REQUIREMENTS:
Find the string "height" in the entries and copy each line that has it.

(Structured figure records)
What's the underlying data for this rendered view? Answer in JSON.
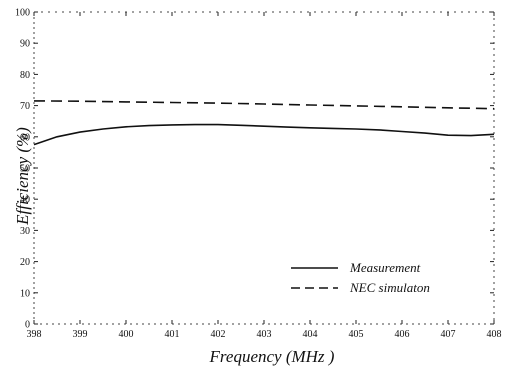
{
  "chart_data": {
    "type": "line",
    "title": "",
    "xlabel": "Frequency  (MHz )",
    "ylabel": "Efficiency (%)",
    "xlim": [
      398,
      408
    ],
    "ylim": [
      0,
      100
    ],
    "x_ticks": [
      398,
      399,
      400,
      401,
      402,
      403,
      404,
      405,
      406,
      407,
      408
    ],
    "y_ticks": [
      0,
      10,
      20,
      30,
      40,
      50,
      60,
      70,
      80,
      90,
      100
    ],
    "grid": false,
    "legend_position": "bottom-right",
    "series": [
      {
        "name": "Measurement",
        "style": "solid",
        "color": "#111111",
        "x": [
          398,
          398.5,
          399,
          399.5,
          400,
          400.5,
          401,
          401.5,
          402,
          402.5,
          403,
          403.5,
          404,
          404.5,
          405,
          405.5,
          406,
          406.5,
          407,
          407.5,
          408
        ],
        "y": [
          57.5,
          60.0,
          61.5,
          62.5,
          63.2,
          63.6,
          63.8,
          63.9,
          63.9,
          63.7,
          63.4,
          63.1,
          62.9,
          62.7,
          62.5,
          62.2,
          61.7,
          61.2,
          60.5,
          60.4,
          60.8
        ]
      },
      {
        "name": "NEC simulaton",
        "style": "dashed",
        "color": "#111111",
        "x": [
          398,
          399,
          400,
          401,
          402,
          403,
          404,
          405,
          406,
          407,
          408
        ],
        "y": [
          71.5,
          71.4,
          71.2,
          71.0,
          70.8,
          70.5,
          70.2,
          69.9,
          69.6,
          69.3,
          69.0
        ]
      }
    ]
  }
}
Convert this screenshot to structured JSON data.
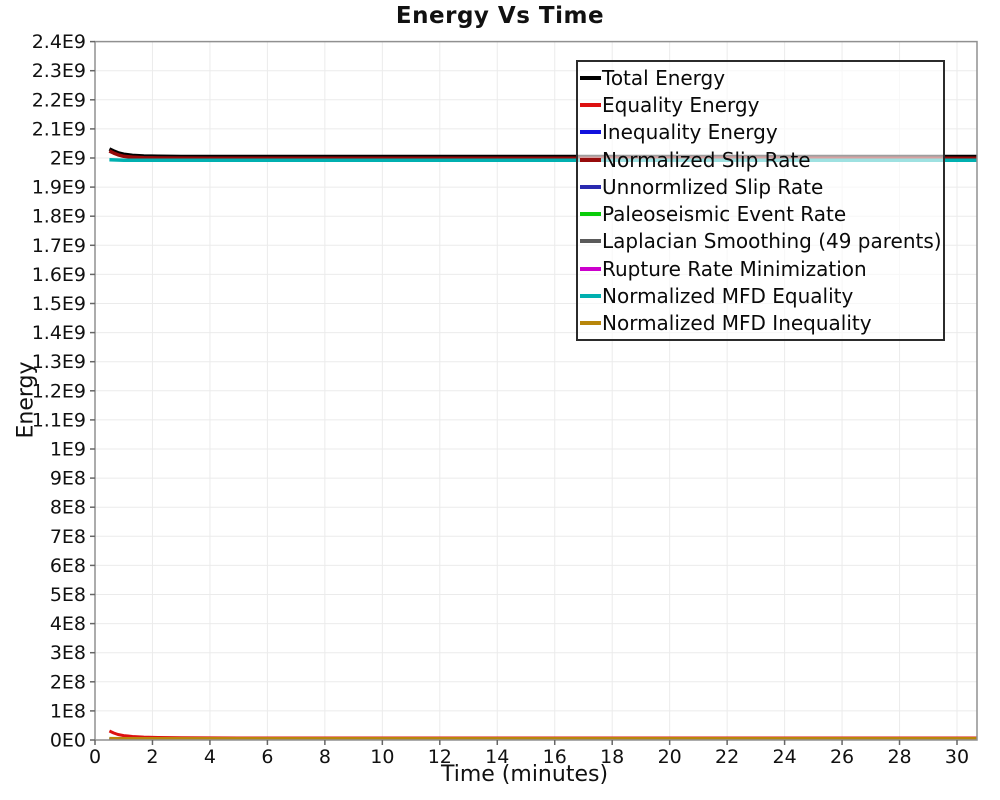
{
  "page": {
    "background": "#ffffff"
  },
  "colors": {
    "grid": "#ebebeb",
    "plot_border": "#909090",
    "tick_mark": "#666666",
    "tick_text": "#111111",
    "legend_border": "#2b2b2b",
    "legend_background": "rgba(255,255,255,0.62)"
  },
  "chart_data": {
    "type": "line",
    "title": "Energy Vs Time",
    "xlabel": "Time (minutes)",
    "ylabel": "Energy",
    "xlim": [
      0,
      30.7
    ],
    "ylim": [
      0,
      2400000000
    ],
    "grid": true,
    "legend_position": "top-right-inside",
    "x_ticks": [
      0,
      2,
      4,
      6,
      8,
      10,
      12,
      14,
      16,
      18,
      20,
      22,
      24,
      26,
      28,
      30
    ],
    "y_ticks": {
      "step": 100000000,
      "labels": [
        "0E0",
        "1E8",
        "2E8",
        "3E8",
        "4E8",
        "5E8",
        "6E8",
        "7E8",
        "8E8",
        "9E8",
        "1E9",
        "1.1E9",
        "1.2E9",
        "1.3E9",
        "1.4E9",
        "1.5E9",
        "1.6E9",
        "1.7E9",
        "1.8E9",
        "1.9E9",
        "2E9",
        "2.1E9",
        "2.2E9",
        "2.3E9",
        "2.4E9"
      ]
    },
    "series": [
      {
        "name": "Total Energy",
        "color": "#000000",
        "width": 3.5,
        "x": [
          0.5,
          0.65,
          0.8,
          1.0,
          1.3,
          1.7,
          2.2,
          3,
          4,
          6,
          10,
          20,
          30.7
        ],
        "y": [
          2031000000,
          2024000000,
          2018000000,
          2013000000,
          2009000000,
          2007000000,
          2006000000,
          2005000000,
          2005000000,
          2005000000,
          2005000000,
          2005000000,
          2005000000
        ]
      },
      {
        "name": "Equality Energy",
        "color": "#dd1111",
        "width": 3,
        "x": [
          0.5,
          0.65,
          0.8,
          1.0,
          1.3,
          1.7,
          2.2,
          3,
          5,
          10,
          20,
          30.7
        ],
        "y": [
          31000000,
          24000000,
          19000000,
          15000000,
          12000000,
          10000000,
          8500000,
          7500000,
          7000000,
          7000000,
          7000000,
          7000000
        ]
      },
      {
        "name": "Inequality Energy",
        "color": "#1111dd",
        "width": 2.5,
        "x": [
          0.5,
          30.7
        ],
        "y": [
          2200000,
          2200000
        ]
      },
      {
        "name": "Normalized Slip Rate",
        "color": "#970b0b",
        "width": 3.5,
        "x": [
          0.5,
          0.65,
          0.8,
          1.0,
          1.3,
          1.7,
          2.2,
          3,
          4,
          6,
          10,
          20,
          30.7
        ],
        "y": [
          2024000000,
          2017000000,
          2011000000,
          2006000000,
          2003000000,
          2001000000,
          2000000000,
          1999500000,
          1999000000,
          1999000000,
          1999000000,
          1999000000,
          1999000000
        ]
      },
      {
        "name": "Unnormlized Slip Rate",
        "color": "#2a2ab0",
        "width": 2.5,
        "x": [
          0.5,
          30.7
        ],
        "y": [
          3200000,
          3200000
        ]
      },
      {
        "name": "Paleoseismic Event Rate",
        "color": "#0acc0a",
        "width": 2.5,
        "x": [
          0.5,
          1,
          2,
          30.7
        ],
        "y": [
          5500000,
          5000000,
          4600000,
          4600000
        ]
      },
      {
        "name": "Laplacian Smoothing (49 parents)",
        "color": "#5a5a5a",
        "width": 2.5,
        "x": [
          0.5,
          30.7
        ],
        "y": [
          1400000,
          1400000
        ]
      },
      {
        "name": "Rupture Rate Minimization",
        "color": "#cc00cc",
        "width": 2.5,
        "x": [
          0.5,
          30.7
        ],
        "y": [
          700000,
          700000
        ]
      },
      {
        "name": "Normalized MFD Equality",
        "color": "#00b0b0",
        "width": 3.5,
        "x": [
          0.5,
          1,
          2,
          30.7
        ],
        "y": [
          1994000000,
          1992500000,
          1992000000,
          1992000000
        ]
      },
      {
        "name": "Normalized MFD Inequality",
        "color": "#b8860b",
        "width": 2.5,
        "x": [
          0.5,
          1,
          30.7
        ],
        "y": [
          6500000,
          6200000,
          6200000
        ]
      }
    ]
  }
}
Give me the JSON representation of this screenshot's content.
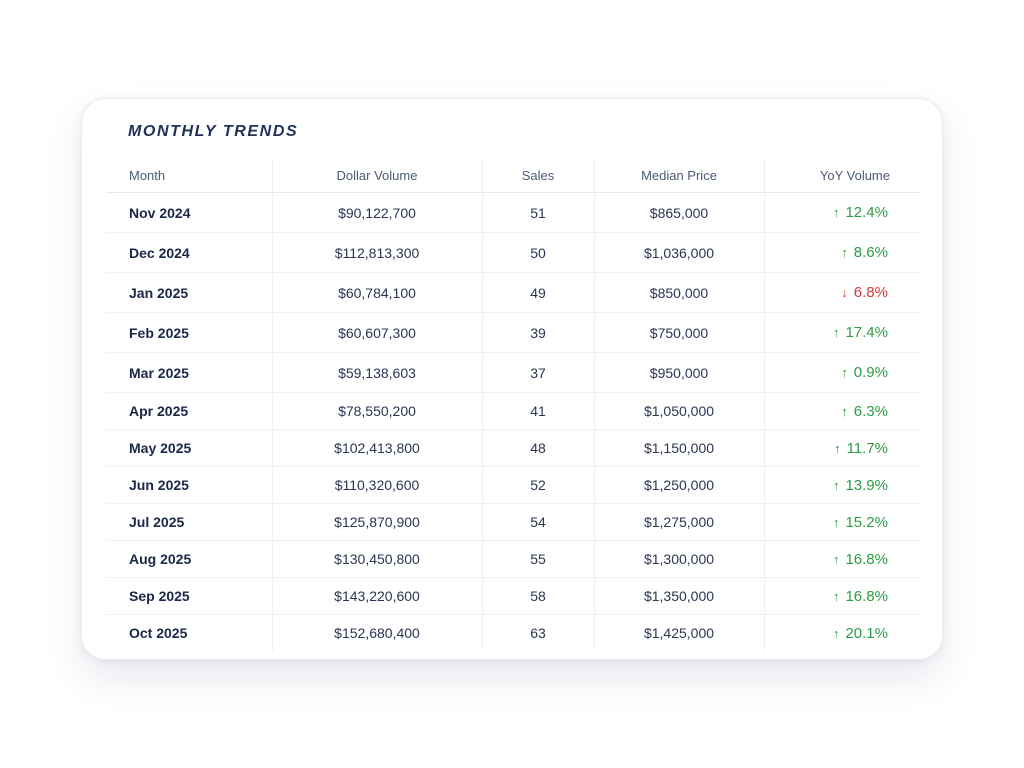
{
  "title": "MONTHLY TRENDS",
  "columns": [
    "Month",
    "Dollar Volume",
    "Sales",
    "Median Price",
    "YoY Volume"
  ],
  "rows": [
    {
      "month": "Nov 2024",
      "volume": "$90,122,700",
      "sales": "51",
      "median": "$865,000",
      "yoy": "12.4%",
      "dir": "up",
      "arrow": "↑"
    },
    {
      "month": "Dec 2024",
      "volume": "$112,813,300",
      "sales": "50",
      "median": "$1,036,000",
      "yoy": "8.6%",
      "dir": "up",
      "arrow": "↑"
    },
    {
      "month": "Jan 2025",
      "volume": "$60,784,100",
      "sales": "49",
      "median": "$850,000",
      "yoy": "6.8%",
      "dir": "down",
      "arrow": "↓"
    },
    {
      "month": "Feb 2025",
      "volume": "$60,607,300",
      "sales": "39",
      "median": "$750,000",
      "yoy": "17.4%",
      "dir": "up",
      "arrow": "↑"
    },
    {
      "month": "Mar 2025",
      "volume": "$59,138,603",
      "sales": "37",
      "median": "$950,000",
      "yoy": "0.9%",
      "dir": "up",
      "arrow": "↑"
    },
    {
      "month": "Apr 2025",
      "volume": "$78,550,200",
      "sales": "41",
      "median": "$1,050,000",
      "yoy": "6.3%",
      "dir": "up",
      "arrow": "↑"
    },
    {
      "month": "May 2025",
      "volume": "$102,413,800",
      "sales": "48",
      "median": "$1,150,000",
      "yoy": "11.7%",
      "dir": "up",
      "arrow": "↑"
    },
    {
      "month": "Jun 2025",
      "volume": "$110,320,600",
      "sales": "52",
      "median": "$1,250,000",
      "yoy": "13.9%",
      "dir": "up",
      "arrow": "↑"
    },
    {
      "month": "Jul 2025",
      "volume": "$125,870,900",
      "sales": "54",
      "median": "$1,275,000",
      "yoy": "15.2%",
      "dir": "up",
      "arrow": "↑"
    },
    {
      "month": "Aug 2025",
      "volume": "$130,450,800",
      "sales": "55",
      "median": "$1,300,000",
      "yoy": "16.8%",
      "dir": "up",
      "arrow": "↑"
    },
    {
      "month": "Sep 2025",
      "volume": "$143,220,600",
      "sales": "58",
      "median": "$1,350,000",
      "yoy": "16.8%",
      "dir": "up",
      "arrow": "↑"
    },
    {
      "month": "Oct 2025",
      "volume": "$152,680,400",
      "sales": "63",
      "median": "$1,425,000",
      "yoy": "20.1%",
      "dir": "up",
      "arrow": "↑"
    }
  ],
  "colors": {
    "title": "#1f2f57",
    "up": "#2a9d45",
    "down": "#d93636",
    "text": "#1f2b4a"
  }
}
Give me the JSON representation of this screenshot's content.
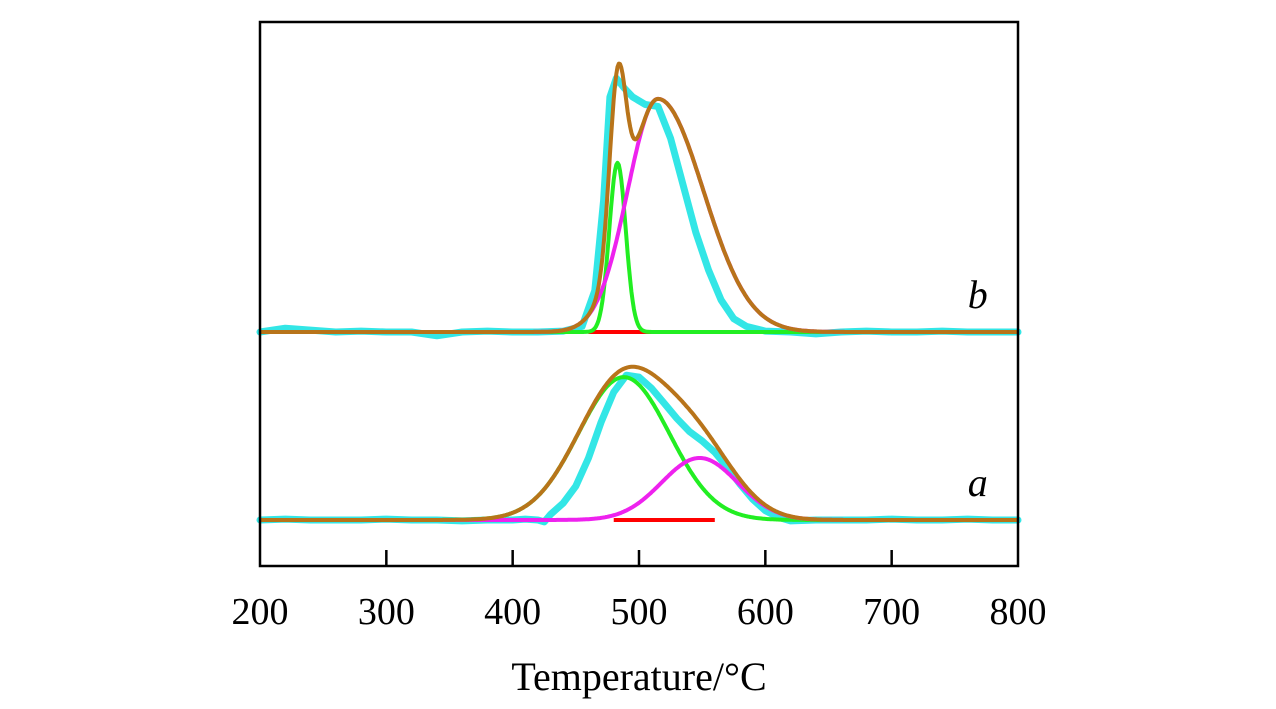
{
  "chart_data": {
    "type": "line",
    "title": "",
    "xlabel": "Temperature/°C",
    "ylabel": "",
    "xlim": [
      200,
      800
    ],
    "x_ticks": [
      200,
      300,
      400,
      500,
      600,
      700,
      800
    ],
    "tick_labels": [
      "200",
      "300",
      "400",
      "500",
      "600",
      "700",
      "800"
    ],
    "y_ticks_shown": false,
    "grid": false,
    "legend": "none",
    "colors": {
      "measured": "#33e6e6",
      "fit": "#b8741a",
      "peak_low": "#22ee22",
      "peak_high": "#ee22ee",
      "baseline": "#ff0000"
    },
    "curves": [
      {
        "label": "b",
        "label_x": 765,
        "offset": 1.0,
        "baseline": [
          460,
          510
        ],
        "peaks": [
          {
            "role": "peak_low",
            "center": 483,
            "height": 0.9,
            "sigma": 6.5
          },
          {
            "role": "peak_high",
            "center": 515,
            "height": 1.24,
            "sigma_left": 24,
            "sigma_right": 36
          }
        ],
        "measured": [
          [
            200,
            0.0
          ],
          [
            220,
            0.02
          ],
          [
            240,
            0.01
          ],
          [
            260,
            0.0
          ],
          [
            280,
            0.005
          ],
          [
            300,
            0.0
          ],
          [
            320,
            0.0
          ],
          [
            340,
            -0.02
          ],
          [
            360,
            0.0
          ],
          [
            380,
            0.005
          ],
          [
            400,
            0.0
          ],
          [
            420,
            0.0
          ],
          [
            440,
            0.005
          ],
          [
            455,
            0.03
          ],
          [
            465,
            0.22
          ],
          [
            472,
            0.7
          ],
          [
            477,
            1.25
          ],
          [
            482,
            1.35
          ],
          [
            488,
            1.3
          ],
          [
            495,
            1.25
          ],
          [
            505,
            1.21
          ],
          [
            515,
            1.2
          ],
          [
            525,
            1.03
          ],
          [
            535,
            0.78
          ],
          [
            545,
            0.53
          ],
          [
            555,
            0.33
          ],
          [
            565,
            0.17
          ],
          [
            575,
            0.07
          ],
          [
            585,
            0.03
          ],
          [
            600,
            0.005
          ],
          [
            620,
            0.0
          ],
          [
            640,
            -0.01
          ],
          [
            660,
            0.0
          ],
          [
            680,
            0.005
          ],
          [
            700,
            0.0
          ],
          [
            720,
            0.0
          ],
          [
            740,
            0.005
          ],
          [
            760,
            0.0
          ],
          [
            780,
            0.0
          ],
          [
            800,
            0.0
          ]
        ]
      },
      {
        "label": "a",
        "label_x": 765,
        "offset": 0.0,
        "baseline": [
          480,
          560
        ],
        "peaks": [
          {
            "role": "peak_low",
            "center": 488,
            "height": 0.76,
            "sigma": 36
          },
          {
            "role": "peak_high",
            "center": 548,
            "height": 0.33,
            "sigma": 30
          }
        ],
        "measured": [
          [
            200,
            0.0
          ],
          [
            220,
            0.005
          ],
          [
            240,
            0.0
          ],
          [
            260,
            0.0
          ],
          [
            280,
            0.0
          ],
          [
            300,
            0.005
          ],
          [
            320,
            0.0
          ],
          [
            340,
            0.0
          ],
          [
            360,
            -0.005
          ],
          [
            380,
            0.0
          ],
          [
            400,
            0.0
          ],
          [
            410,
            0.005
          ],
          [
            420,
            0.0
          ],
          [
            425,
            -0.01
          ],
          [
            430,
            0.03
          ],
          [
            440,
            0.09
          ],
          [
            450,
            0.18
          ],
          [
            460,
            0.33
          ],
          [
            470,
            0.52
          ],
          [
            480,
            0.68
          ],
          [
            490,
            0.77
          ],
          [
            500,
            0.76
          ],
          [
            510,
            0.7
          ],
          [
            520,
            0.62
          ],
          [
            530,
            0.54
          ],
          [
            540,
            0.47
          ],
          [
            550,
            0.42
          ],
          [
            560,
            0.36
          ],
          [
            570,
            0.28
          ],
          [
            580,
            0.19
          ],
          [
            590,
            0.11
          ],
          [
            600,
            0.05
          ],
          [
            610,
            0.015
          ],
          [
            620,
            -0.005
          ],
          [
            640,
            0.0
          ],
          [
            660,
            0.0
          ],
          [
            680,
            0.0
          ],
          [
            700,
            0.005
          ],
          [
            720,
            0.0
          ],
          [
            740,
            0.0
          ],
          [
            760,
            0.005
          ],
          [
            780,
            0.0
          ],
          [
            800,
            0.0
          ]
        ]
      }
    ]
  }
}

REPLY:
            "height": 0.9,
            "height": 1.24,
            "height": 0.76,
            "height": 0.33,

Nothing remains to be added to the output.